# start of RECORDS SHOWN

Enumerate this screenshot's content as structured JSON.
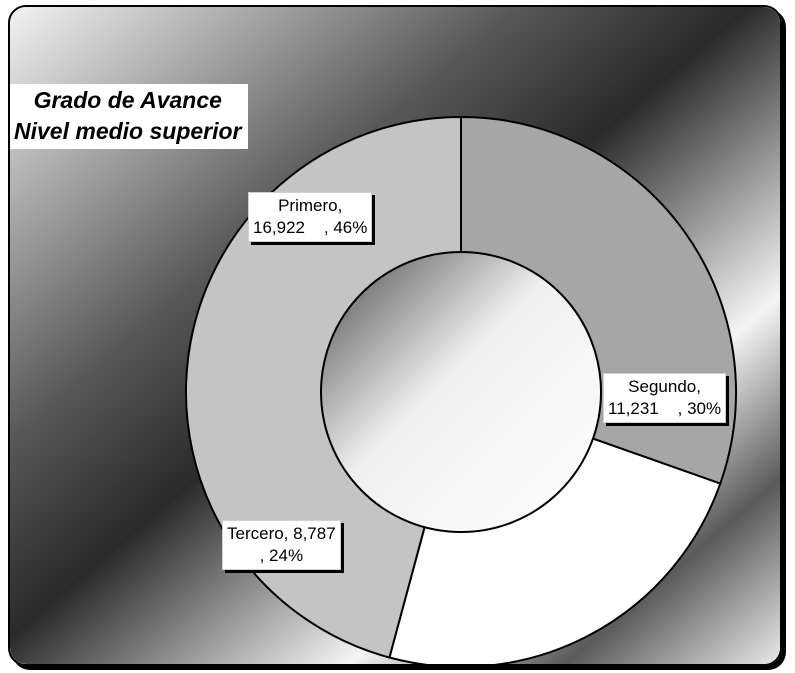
{
  "chart_data": {
    "type": "pie",
    "variant": "doughnut",
    "title": "Grado de Avance",
    "subtitle": "Nivel medio superior",
    "categories": [
      "Segundo",
      "Tercero",
      "Primero"
    ],
    "values": [
      11231,
      8787,
      16922
    ],
    "percents": [
      30,
      24,
      46
    ],
    "labels": [
      "Segundo,\n11,231    , 30%",
      "Tercero, 8,787\n, 24%",
      "Primero,\n16,922    , 46%"
    ],
    "colors": [
      "#a6a6a6",
      "#ffffff",
      "#c4c4c4"
    ],
    "legend": "none"
  }
}
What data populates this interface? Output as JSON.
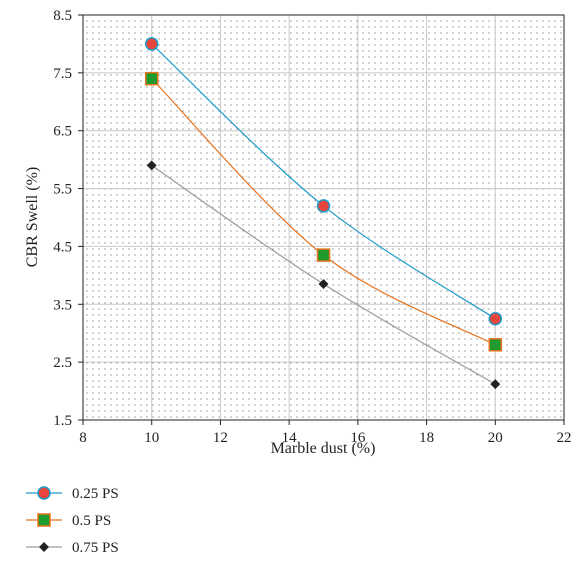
{
  "chart_data": {
    "type": "line",
    "title": "",
    "xlabel": "Marble dust (%)",
    "ylabel": "CBR Swell (%)",
    "xlim": [
      8,
      22
    ],
    "ylim": [
      1.5,
      8.5
    ],
    "xticks": [
      8,
      10,
      12,
      14,
      16,
      18,
      20,
      22
    ],
    "yticks": [
      1.5,
      2.5,
      3.5,
      4.5,
      5.5,
      6.5,
      7.5,
      8.5
    ],
    "x": [
      10,
      15,
      20
    ],
    "grid": "dotted",
    "legend_position": "bottom-left",
    "series": [
      {
        "name": "0.25 PS",
        "values": [
          8.0,
          5.2,
          3.25
        ],
        "color": "#1f9bc9",
        "marker": "circle",
        "marker_fill": "#e8453c"
      },
      {
        "name": "0.5 PS",
        "values": [
          7.4,
          4.35,
          2.8
        ],
        "color": "#e8731e",
        "marker": "square",
        "marker_fill": "#1f9a2c"
      },
      {
        "name": "0.75 PS",
        "values": [
          5.9,
          3.85,
          2.12
        ],
        "color": "#999999",
        "marker": "diamond",
        "marker_fill": "#222222"
      }
    ]
  }
}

# end of RECORDS SHOWN

*EXERCISE TASK:* Each line above is to be copied verbatim. Drop any image from the copy.

*WORKED ANSWER:*
Enumerate this screenshot's content as structured JSON.
{
  "chart_data": {
    "type": "pie",
    "variant": "doughnut",
    "title": "Grado de Avance",
    "subtitle": "Nivel medio superior",
    "categories": [
      "Segundo",
      "Tercero",
      "Primero"
    ],
    "values": [
      11231,
      8787,
      16922
    ],
    "percents": [
      30,
      24,
      46
    ],
    "labels": [
      "Segundo,\n11,231    , 30%",
      "Tercero, 8,787\n, 24%",
      "Primero,\n16,922    , 46%"
    ],
    "colors": [
      "#a6a6a6",
      "#ffffff",
      "#c4c4c4"
    ],
    "legend": "none"
  }
}
What data populates this interface? Output as JSON.
{
  "chart_data": {
    "type": "line",
    "title": "",
    "xlabel": "Marble dust (%)",
    "ylabel": "CBR Swell (%)",
    "xlim": [
      8,
      22
    ],
    "ylim": [
      1.5,
      8.5
    ],
    "xticks": [
      8,
      10,
      12,
      14,
      16,
      18,
      20,
      22
    ],
    "yticks": [
      1.5,
      2.5,
      3.5,
      4.5,
      5.5,
      6.5,
      7.5,
      8.5
    ],
    "x": [
      10,
      15,
      20
    ],
    "grid": "dotted",
    "legend_position": "bottom-left",
    "series": [
      {
        "name": "0.25 PS",
        "values": [
          8.0,
          5.2,
          3.25
        ],
        "color": "#1f9bc9",
        "marker": "circle",
        "marker_fill": "#e8453c"
      },
      {
        "name": "0.5 PS",
        "values": [
          7.4,
          4.35,
          2.8
        ],
        "color": "#e8731e",
        "marker": "square",
        "marker_fill": "#1f9a2c"
      },
      {
        "name": "0.75 PS",
        "values": [
          5.9,
          3.85,
          2.12
        ],
        "color": "#999999",
        "marker": "diamond",
        "marker_fill": "#222222"
      }
    ]
  }
}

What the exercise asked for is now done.